** start of PAGE EXCERPT **

Til The End of Time

Ralph Whittington’s Barber Shop, Beeville, Texas, Circa 1910-1980 (roughly).

I’m in no position to confirm the specifics of Ralph Whittington’s exact age or period of service as a barber in my birthplace of Beeville, Texas, but I do know he was around early to cut the hair of my late father as a child, and Dad was born in 1910, and also around until either the late 1970s or early 1980s to cut my hair on those trips to Beeville with my folks and really need a haircut. (I grew up in Houston from age 5, but Mom and Dad moved back to Beeville during my junior year in college.)

Walking into Ralph’s Barber Shop was the equivalent of stepping through a worm hole into a place of the past that never changed. Ralph was always the same. And so was his shop. The place wreaked from the fragrance of  sweet tonics that the cowboys and ranchers preferred, both as after-shave lotions and hair compression mixtures. Located next door to the downtown Washington Street main drag movie house, The Rialto, Ralph’s chairs were packed on Saturday market day gatherings of men wearing khaki shirts and pants with their sweat-stained tan-colored work Stetsons.

“Have you gotten any rain over at your place lately?” was most often the question of the day. And most often, in the dry, hot-as-Hades-in-summer climate of the upper Texas Gulf Coast above Corpus Christi, the answer to that question was either a resounding silence or an occasional smile of “Yep, about an inch fell, but I could use a whole lot more.”

** end of PAGE EXCERPT **
** start of LISTED ENTRIES **

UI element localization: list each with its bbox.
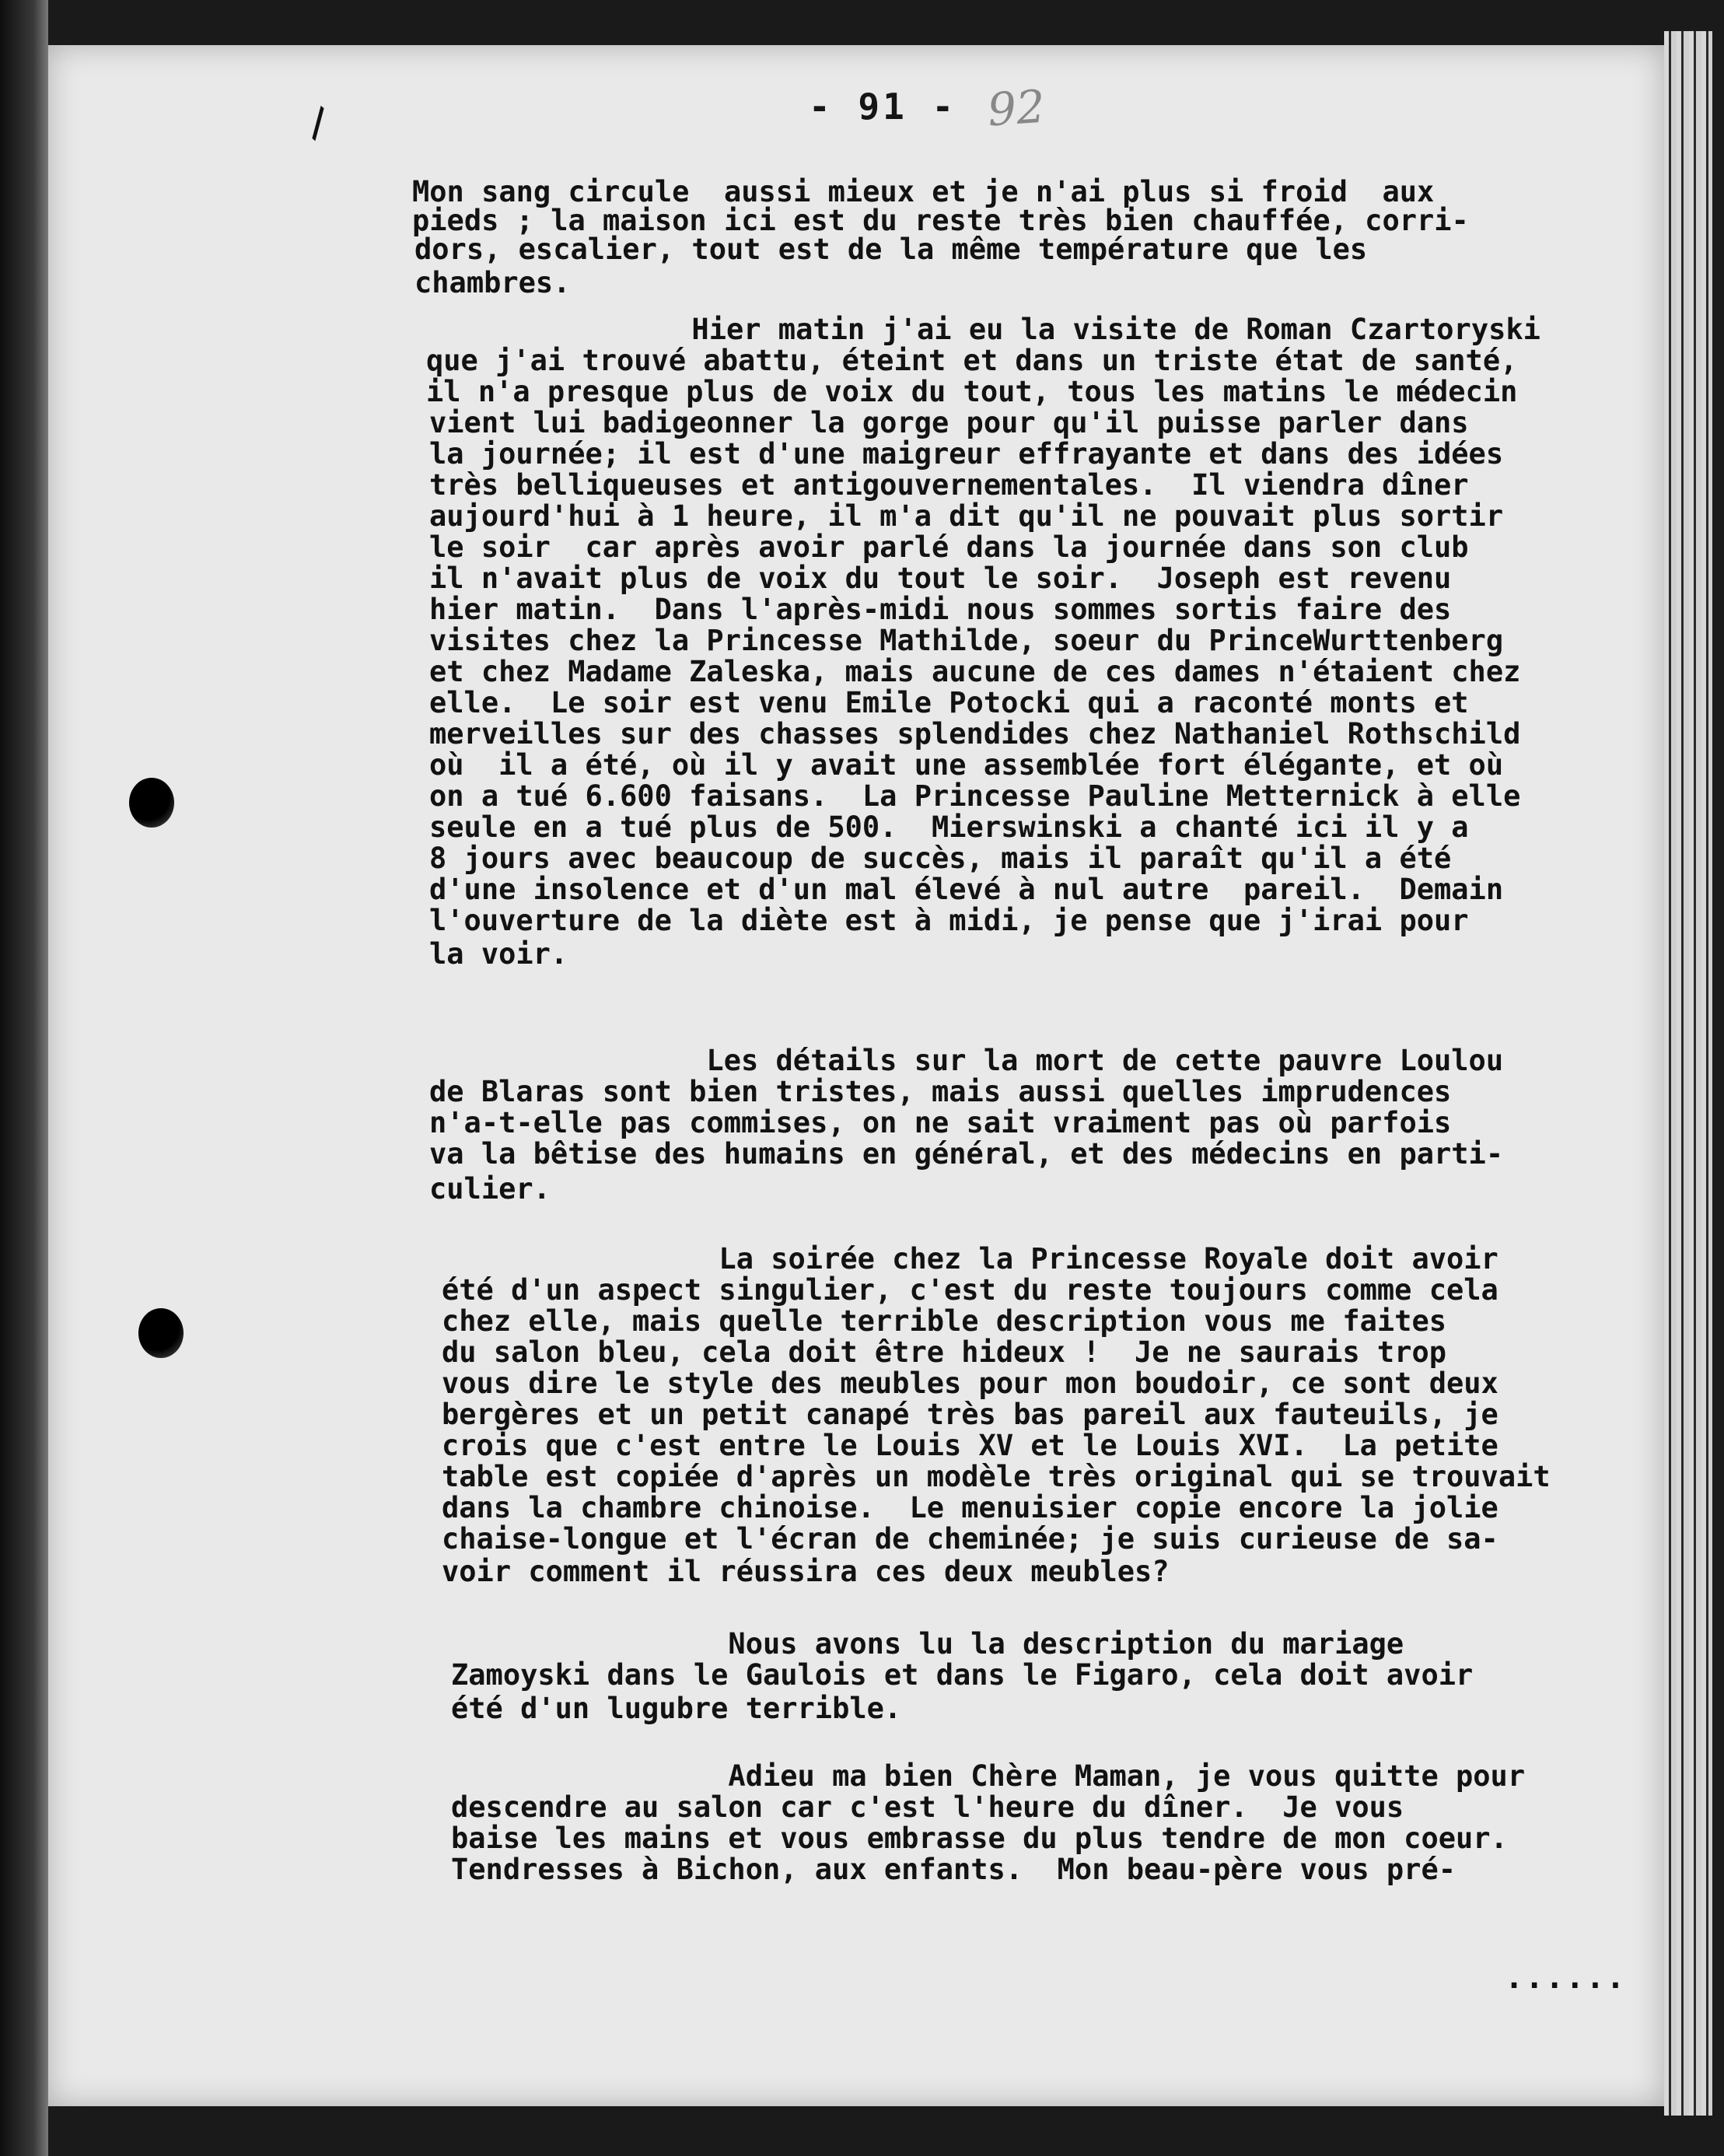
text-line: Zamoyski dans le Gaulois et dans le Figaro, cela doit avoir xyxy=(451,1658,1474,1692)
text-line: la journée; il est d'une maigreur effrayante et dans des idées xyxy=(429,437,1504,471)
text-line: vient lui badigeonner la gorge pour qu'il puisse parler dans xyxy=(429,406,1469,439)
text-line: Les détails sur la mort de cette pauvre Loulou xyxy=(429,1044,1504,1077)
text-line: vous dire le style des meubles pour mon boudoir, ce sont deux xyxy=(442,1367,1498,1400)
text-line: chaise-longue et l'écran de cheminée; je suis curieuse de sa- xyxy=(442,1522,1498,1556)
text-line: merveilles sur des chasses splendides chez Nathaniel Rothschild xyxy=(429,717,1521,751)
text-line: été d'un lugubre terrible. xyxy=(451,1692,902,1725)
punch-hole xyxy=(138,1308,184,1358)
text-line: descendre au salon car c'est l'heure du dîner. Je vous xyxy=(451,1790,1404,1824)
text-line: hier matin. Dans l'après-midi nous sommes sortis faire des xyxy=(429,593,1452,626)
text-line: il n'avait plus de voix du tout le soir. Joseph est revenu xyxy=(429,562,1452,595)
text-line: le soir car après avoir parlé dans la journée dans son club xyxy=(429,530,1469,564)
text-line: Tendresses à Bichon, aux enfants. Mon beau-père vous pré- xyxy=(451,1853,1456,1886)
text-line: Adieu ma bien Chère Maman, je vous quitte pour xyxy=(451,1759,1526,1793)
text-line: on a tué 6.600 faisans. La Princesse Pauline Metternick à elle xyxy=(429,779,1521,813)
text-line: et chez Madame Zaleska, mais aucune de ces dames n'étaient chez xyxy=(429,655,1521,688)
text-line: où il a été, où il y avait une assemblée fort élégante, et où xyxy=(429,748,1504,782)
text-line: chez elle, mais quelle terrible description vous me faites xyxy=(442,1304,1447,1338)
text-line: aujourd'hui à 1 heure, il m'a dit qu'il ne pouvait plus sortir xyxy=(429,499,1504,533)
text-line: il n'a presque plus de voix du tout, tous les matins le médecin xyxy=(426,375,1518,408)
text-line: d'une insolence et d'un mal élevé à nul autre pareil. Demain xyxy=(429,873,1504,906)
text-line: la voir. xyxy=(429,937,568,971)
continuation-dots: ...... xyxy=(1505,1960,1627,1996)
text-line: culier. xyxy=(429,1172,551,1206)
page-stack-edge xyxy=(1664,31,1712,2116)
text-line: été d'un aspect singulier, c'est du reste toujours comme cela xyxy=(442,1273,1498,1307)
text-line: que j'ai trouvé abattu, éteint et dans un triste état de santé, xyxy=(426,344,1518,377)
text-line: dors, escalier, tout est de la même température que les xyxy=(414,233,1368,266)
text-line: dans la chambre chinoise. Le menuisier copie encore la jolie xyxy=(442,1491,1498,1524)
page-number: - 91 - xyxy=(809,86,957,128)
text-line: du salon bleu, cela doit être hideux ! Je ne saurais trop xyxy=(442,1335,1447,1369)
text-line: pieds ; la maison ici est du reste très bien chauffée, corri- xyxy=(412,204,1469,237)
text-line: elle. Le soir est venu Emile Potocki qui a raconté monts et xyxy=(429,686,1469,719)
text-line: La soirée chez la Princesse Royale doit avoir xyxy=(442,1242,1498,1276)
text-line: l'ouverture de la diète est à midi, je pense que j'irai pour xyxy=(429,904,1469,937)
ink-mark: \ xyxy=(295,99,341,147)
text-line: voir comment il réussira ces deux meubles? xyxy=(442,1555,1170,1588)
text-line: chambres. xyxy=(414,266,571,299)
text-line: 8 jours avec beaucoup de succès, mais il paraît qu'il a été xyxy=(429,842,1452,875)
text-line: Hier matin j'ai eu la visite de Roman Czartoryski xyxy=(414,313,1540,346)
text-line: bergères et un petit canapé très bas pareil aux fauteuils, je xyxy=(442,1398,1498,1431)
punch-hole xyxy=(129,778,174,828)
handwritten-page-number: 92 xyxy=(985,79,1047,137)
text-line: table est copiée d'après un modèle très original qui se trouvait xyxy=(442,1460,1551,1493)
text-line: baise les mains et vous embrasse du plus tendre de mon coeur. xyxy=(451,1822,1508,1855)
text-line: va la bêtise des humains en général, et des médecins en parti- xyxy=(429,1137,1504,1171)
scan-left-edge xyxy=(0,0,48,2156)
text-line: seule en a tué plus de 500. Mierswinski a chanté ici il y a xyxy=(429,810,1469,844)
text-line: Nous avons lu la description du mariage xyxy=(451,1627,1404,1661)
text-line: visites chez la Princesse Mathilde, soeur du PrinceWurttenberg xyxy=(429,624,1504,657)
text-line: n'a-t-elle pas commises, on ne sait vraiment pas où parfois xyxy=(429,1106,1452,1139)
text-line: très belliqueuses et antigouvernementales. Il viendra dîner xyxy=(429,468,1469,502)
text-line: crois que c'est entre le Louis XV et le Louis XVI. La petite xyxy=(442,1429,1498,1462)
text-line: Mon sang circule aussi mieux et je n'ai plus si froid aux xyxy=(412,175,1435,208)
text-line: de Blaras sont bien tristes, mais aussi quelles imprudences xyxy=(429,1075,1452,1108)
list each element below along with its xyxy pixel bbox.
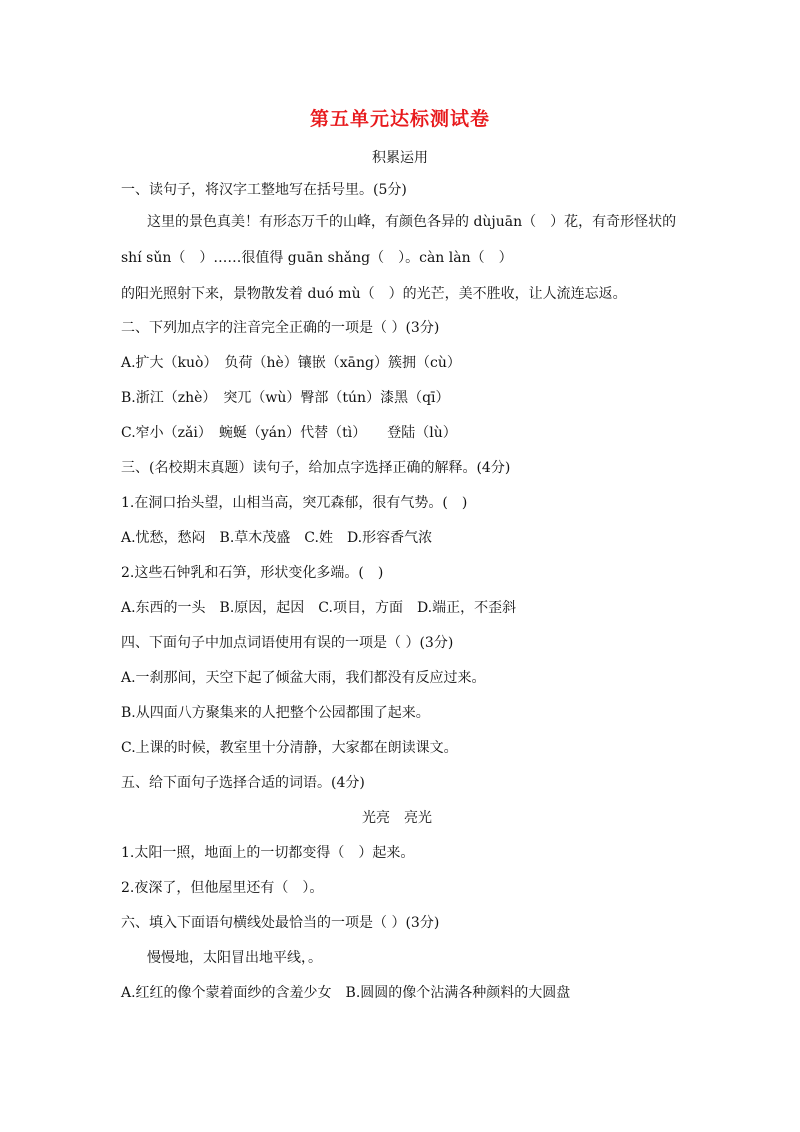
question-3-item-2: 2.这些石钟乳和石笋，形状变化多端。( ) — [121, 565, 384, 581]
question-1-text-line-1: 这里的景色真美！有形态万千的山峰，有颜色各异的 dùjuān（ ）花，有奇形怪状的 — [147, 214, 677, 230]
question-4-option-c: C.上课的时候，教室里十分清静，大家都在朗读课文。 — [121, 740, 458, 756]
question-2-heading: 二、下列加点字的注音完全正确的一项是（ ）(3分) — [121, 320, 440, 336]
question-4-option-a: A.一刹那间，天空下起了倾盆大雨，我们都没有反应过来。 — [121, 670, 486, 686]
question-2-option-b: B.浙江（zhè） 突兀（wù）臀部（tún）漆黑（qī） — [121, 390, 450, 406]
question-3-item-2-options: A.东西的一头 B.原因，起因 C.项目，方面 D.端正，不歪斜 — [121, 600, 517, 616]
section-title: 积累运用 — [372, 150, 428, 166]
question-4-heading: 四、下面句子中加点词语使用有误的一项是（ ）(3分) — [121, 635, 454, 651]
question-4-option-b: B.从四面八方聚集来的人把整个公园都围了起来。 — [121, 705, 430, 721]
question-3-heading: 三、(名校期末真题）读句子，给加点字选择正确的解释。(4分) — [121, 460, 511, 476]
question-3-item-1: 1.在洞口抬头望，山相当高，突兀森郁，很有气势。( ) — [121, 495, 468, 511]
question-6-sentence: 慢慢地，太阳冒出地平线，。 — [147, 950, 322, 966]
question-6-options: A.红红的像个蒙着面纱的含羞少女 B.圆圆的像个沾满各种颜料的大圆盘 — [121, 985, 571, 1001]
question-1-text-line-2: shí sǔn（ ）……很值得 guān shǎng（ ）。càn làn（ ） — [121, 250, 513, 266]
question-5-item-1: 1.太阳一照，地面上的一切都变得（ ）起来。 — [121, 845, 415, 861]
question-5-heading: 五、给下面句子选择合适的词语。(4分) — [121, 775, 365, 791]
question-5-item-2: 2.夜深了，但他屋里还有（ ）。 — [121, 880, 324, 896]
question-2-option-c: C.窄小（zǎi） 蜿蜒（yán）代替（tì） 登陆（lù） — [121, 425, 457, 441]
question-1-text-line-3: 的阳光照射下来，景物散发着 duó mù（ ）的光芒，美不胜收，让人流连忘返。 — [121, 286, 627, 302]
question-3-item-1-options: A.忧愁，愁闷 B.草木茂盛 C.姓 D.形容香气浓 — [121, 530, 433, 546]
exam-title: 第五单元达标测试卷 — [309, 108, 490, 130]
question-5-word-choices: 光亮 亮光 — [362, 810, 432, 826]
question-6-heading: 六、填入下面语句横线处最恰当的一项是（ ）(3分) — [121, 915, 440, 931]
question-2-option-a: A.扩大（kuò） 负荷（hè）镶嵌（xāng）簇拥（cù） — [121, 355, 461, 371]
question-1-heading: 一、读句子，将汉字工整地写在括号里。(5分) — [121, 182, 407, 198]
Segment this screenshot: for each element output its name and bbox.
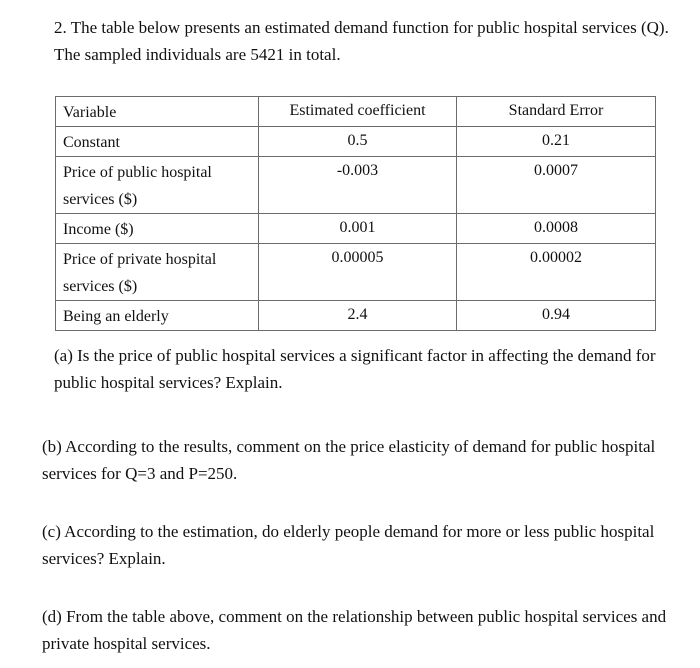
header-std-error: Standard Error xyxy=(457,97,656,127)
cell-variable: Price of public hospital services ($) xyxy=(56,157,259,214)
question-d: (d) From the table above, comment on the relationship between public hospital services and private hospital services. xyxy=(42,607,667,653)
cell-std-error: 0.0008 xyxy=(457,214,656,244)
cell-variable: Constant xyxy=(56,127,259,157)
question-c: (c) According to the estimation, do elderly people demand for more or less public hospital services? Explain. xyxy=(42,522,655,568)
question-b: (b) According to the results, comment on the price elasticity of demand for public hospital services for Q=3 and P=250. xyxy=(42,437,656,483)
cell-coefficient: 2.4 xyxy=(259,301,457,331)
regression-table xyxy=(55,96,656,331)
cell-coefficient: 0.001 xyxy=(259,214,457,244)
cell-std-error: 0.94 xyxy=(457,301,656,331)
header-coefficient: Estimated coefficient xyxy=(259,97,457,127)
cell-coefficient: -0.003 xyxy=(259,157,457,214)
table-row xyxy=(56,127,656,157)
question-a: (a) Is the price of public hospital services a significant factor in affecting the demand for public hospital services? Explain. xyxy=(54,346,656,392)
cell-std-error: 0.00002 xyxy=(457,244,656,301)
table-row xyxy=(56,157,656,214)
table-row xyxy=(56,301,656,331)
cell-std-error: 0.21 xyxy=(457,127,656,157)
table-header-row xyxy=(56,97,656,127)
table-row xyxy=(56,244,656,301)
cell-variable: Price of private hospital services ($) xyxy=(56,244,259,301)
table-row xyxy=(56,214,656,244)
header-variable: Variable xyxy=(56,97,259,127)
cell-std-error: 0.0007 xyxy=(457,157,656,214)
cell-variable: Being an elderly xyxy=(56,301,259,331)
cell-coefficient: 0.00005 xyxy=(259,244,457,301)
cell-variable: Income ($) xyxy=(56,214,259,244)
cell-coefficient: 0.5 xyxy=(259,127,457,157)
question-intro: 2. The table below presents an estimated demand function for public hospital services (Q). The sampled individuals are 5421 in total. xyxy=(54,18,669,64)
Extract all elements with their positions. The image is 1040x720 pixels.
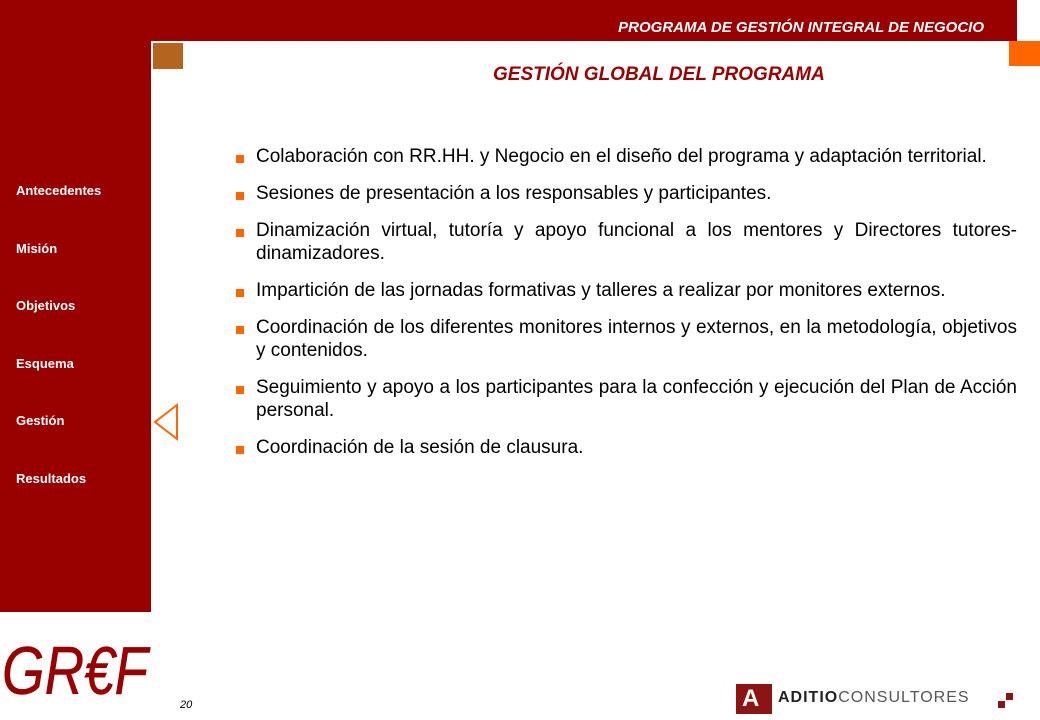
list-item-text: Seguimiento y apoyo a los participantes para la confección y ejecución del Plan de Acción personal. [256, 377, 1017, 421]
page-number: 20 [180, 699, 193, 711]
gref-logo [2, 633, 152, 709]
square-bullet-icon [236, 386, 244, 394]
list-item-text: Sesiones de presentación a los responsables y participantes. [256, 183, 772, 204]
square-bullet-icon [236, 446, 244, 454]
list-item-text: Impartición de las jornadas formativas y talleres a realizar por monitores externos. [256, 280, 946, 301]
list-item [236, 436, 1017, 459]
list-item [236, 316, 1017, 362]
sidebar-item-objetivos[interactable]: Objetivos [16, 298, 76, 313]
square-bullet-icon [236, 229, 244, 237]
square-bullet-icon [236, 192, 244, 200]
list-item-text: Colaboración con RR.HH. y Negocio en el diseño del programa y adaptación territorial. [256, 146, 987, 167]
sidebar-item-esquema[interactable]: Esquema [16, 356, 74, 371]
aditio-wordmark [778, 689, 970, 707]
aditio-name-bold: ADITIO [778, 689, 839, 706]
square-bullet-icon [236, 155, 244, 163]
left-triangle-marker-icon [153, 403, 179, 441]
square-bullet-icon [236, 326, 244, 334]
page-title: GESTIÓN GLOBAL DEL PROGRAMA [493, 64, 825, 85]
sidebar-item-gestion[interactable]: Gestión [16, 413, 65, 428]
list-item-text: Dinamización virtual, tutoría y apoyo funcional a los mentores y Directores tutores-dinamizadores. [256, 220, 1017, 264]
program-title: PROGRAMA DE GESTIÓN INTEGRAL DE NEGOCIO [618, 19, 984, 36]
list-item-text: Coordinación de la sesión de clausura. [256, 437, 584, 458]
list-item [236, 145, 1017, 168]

** end of LISTED ENTRIES **

* GIVEN TASK 1: In one to three sentences, explain why the barber shop memoir compares walking into Ralph's Barber Shop to stepping through a worm hole.
* GIVEN TASK 2: According to the barber shop memoir, what was the name of the movie house next door to Ralph's shop?
* GIVEN TASK 3: Please pick up the barber shop memoir after its last sentence and carry it forward.
The entries are separate material and have no connection to the barber shop memoir.

* EXPECTED OUTPUT 1: Walking in felt like entering a place of the past that never changed. Ralph was always the same, and so was his shop.

* EXPECTED OUTPUT 2: The Rialto.

* EXPECTED OUTPUT 3:
The way I always heard it from Dad, Ralph Whittington was there in his shop six days a week for about seventy per cent of the 20th century. He closed on the traditional Mondays that barbers always used to take, but God and his family alone only knows what he did with that precious time off. Also the way I heard it, Ralph Whittington never traveled any further than 16 miles from his own birth home in Beeville during the 90 some-odd years he was breathing the air of this earth. That’s enough distance to get you to Pettus in the north, Papalote to the south (I think),Berclair to the east, and a good start on Three Rivers to the west.

I never met anyone beyond the shears and scissor members of his family. Ralph was a small, soft-spoken man, one with the ability to help keep a conversation going without saying much on his own. It’s a social quality that good barbers used to universally share with bartenders. They each knew how to listen. Unlike today’s stylists, the old-time barbers were not filling the air with commercials for new hair care products. Vitalis and Wild Root Cream Oil were usually all you needed to cure and calm whatever ailed your freshly cut hair.

And barbers didn’t spend thirty minutes cutting the heads of bald men for the sake of justifying a fifty to seventy-five dollar fee that today’s style experts charge. Bald guys paid the same four to six bits (50 cents to 75 cents) as everyone else, but they also got the bonus of a quicker finish to their stays with Ralph.

In time, I came to think of Ralph as though he were more like the calendar or clock that each hung on his shop wall than he was anything like all the hot-shot change salesmen in my world from those earlier times in my life. His range of thought was always the same, even though the hours of each day flowed steadily by. His smile never varied either, even though the days of the months and years flew off the calendar as they always once did in the old really classic black and white movies of the 1940s.

Ralph Whittington was just one of those figures who lived out his life as a reliable, friendly symbol of his era. He didn’t live by the clock. He was of the clock itself, and so he shall always be remembered – til the end of time.

Thank you, Ralph, and all you other old-time barbers. Thank you for just being there when America needed a good, quick, affordable haircut.

That was Ralph Whittington’s Barber Shop, in the similar more narrow building that was once just to the right of the Rialto Theater on Washington Street in Beeville.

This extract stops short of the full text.